## [What is needed]
List all lines of the data containing the word "then".

--- Given data ---

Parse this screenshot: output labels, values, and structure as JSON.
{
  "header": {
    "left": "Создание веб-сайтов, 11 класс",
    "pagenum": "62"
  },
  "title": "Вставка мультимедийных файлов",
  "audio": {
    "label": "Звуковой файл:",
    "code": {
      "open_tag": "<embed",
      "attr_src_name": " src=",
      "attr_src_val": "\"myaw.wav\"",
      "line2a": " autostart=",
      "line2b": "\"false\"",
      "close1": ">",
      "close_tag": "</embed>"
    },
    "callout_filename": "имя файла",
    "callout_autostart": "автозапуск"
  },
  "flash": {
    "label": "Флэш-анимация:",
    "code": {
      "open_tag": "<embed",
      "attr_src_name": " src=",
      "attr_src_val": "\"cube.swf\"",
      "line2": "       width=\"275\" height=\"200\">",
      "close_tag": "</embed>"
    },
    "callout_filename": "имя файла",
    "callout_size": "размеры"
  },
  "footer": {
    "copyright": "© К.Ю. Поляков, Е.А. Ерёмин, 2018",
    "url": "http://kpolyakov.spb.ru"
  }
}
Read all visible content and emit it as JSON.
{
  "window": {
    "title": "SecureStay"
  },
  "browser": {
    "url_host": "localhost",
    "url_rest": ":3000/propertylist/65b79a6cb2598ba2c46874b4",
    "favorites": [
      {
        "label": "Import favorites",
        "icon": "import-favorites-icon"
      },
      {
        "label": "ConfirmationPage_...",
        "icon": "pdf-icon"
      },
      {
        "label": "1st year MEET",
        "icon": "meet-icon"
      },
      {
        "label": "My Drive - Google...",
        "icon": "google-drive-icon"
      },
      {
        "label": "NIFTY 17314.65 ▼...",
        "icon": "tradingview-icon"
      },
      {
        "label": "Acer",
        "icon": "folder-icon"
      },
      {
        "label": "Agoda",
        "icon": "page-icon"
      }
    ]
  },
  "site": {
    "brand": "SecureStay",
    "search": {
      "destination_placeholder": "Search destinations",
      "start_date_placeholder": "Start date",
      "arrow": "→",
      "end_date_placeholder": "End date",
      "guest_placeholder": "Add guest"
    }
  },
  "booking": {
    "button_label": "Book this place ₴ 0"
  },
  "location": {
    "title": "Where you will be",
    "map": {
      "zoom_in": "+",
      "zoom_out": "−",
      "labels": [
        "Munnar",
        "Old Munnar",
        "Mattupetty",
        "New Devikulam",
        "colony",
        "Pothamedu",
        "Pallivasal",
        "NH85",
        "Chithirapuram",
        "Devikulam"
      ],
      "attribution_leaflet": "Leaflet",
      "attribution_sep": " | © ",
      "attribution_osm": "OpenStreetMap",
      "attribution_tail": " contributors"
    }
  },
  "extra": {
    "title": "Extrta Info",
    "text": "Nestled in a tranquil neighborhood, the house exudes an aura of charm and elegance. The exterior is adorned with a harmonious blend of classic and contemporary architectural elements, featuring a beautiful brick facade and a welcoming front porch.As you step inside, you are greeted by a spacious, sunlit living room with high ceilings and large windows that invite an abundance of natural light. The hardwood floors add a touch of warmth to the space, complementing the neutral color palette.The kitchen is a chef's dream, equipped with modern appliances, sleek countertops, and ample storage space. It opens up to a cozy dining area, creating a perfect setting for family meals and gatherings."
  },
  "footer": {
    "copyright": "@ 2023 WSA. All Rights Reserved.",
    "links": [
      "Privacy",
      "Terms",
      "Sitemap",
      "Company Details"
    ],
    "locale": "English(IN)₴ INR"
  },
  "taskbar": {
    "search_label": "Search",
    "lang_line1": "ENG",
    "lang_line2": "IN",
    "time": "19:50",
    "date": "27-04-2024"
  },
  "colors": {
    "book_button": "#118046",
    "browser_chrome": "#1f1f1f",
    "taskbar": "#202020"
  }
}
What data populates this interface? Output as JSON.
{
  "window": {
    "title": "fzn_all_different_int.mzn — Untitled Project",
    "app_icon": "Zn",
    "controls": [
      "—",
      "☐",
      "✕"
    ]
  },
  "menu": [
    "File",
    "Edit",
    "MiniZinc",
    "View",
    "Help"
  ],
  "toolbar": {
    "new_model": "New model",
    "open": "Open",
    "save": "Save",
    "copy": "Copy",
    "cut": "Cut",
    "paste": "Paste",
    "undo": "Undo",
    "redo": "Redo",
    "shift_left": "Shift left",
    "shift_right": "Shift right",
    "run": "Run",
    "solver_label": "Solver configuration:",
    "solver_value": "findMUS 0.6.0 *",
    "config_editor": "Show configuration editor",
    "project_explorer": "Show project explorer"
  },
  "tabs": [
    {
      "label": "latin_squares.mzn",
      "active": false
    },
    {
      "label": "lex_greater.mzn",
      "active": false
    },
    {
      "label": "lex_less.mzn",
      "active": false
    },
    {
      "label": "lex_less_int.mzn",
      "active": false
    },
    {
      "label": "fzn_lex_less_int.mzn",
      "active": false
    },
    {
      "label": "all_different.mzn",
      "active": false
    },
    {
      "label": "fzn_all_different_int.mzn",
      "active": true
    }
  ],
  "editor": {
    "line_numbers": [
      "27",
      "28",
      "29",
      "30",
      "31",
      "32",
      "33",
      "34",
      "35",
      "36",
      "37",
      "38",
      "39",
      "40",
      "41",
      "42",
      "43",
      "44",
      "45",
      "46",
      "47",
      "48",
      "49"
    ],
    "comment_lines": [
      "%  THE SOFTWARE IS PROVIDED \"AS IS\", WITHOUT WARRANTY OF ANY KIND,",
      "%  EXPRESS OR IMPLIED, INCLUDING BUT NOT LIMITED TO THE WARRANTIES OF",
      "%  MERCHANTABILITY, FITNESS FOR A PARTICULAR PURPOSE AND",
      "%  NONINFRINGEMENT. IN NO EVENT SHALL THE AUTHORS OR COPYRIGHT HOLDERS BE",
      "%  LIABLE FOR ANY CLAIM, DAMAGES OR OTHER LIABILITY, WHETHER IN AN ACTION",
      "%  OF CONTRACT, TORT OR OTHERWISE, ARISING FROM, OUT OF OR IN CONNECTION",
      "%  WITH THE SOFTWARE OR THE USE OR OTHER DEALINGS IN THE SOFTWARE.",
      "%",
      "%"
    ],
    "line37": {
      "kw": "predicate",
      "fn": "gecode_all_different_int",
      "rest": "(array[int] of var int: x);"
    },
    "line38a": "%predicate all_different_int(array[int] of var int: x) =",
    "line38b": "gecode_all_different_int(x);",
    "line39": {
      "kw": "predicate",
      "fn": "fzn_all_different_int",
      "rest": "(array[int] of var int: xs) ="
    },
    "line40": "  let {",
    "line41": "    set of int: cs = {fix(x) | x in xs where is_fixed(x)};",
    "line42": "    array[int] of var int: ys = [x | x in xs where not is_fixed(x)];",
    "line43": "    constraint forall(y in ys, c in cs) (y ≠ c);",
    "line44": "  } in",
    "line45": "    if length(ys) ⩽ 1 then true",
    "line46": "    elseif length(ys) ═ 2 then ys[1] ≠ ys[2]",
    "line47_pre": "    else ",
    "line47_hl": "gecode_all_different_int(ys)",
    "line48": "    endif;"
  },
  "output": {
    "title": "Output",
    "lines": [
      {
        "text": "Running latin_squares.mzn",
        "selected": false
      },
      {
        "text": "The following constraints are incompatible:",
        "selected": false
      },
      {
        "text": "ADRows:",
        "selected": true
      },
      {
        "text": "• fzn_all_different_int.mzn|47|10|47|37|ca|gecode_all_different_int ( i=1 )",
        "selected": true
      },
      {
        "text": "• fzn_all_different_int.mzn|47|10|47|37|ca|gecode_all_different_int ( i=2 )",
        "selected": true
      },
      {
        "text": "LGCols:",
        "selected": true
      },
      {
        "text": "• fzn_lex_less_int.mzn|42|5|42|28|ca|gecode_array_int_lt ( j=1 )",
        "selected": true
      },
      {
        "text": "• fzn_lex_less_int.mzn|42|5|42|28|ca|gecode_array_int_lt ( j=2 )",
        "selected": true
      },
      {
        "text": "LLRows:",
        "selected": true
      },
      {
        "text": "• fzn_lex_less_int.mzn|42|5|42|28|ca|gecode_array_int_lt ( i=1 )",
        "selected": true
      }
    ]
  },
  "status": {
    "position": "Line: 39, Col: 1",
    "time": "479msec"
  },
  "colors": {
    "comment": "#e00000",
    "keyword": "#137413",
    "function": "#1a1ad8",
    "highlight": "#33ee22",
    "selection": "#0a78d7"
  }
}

---

## [Exercise result]
    "line45": "    if length(ys) ⩽ 1 then true",
    "line46": "    elseif length(ys) ═ 2 then ys[1] ≠ ys[2]",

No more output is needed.